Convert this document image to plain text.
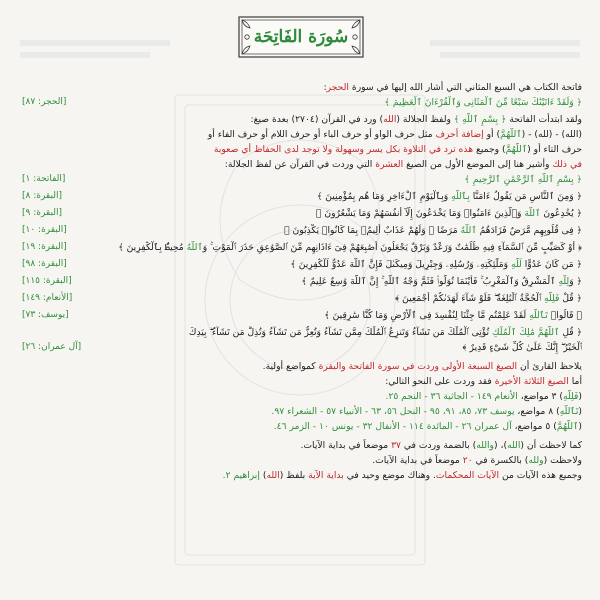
سُورَة الفَاتِحَة
فاتحة الكتاب هي السبع المثاني التي أشار الله إليها في سورة الحجر:
﴿ وَلَقَدْ ءَاتَيْنَٰكَ سَبْعًا مِّنَ ٱلْمَثَانِى وَٱلْقُرْءَانَ ٱلْعَظِيمَ ﴾
[الحجر: ٨٧]
ولقد ابتدأت الفاتحة ﴿ بِسْمِ ٱللَّهِ ﴾ ولفظ الجلالة (الله) ورد في القرآن (٢٧٠٤) بعدة صيغ:
(الله) - (لله) - (ٱللَّهُمَّ) أو إضافة أحرف مثل حرف الواو أو حرف الباء أو حرف اللام أو حرف الفاء أو
حرف التاء أو (ٱللَّهُمَّ) وجميع هذه ترد في التلاوة بكل يسر وسهولة ولا توجد لدى الحفاظ أي صعوبة
في ذلك وأشير هنا إلى الموضع الأول من الصيغ العشرة التي وردت في القرآن عن لفظ الجلالة:
﴿ بِسْمِ ٱللَّهِ ٱلرَّحْمَٰنِ ٱلرَّحِيمِ ﴾
[الفاتحة: ١]
﴿ وَمِنَ ٱلنَّاسِ مَن يَقُولُ ءَامَنَّا بِٱللَّهِ وَبِٱلْيَوْمِ ٱلْءَاخِرِ وَمَا هُم بِمُؤْمِنِينَ ﴾
[البقرة: ٨]
﴿ يُخَٰدِعُونَ ٱللَّهَ وَٱلَّذِينَ ءَامَنُوا۟ وَمَا يَخْدَعُونَ إِلَّآ أَنفُسَهُمْ وَمَا يَشْعُرُونَ ﴾
[البقرة: ٩]
﴿ فِى قُلُوبِهِم مَّرَضٌ فَزَادَهُمُ ٱللَّهُ مَرَضًا ۖ وَلَهُمْ عَذَابٌ أَلِيمٌۢ بِمَا كَانُوا۟ يَكْذِبُونَ ﴾
[البقرة: ١٠]
﴿ أَوْ كَصَيِّبٍ مِّنَ ٱلسَّمَآءِ فِيهِ ظُلُمَٰتٌ وَرَعْدٌ وَبَرْقٌ يَجْعَلُونَ أَصَٰبِعَهُمْ فِىٓ ءَاذَانِهِم مِّنَ ٱلصَّوَٰعِقِ حَذَرَ ٱلْمَوْتِ ۚ وَٱللَّهُ مُحِيطٌۢ بِٱلْكَٰفِرِينَ ﴾
[البقرة: ١٩]
﴿ مَن كَانَ عَدُوًّا لِّلَّهِ وَمَلَٰٓئِكَتِهِۦ وَرُسُلِهِۦ وَجِبْرِيلَ وَمِيكَىٰلَ فَإِنَّ ٱللَّهَ عَدُوٌّ لِّلْكَٰفِرِينَ ﴾
[البقرة: ٩٨]
﴿ وَلِلَّهِ ٱلْمَشْرِقُ وَٱلْمَغْرِبُ ۚ فَأَيْنَمَا تُوَلُّوا۟ فَثَمَّ وَجْهُ ٱللَّهِ ۚ إِنَّ ٱللَّهَ وَٰسِعٌ عَلِيمٌ ﴾
[البقرة: ١١٥]
﴿ قُلْ فَلِلَّهِ ٱلْحُجَّةُ ٱلْبَٰلِغَةُ ۖ فَلَوْ شَآءَ لَهَدَىٰكُمْ أَجْمَعِينَ ﴾
[الأنعام: ١٤٩]
﴿ قَالُوا۟ تَٱللَّهِ لَقَدْ عَلِمْتُم مَّا جِئْنَا لِنُفْسِدَ فِى ٱلْأَرْضِ وَمَا كُنَّا سَٰرِقِينَ ﴾
[يوسف: ٧٣]
﴿ قُلِ ٱللَّهُمَّ مَٰلِكَ ٱلْمُلْكِ تُؤْتِى ٱلْمُلْكَ مَن تَشَآءُ وَتَنزِعُ ٱلْمُلْكَ مِمَّن تَشَآءُ وَتُعِزُّ مَن تَشَآءُ وَتُذِلُّ مَن تَشَآءُ ۖ بِيَدِكَ
ٱلْخَيْرُ ۖ إِنَّكَ عَلَىٰ كُلِّ شَىْءٍ قَدِيرٌ ﴾
[آل عمران: ٢٦]
يلاحظ القارئ أن الصيغ السبعة الأولى وردت في سورة الفاتحة والبقرة كمواضع أولية.
أما الصيغ الثلاثة الأخيرة فقد وردت على النحو التالي:
(فَلِلَّهِ) ٣ مواضع، الأنعام ١٤٩ - الجاثية ٣٦ - النجم ٢٥.
(تَٱللَّهِ) ٨ مواضع، يوسف ٧٣، ٨٥، ٩١، ٩٥ - النحل ٥٦، ٦٣ - الأنبياء ٥٧ - الشعراء ٩٧.
(ٱللَّهُمَّ) ٥ مواضع، آل عمران ٢٦ - المائدة ١١٤ - الأنفال ٣٢ - يونس ١٠ - الزمر ٤٦.
كما لاحظت أن (الله)، (والله) بالضمة وردت في ٣٧ موضعاً في بداية الآيات.
ولاحظت (ولله) بالكسرة في ٢٠ موضعاً في بداية الآيات.
وجميع هذه الآيات من الآيات المحكمات. وهناك موضع وحيد في بداية الآية بلفظ (الله) إبراهيم ٢.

+===+

- _Your task_:
Every line that holds the word "عمران" should be extracted.

- _The result_:
[آل عمران: ٢٦]
(ٱللَّهُمَّ) ٥ مواضع، آل عمران ٢٦ - المائدة ١١٤ - الأنفال ٣٢ - يونس ١٠ - الزمر ٤٦.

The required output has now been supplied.